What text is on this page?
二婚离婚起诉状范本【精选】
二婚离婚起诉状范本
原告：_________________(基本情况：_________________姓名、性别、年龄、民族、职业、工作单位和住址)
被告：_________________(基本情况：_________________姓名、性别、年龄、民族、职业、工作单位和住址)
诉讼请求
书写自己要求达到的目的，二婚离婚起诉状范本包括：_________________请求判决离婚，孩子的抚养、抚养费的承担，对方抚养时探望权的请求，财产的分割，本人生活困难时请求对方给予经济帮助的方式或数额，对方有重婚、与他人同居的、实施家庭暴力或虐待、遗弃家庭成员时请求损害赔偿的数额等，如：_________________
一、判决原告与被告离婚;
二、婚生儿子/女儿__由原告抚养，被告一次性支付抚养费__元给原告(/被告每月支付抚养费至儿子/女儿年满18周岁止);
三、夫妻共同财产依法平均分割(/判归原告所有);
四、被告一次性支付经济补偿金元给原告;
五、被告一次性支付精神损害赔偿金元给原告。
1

What the task requires: Return the whole listing exactly.

Solution to this problem:
What text is on this page?
二婚离婚起诉状范本【精选】
二婚离婚起诉状范本
原告：_________________(基本情况：_________________姓名、性别、年龄、民族、职业、工作单位和住址)
被告：_________________(基本情况：_________________姓名、性别、年龄、民族、职业、工作单位和住址)
诉讼请求
书写自己要求达到的目的，二婚离婚起诉状范本包括：_________________请求判决离婚，孩子的抚养、抚养费的承担，对方抚养时探望权的请求，财产的分割，本人生活困难时请求对方给予经济帮助的方式或数额，对方有重婚、与他人同居的、实施家庭暴力或虐待、遗弃家庭成员时请求损害赔偿的数额等，如：_________________
一、判决原告与被告离婚;
二、婚生儿子/女儿__由原告抚养，被告一次性支付抚养费__元给原告(/被告每月支付抚养费至儿子/女儿年满18周岁止);
三、夫妻共同财产依法平均分割(/判归原告所有);
四、被告一次性支付经济补偿金元给原告;
五、被告一次性支付精神损害赔偿金元给原告。
1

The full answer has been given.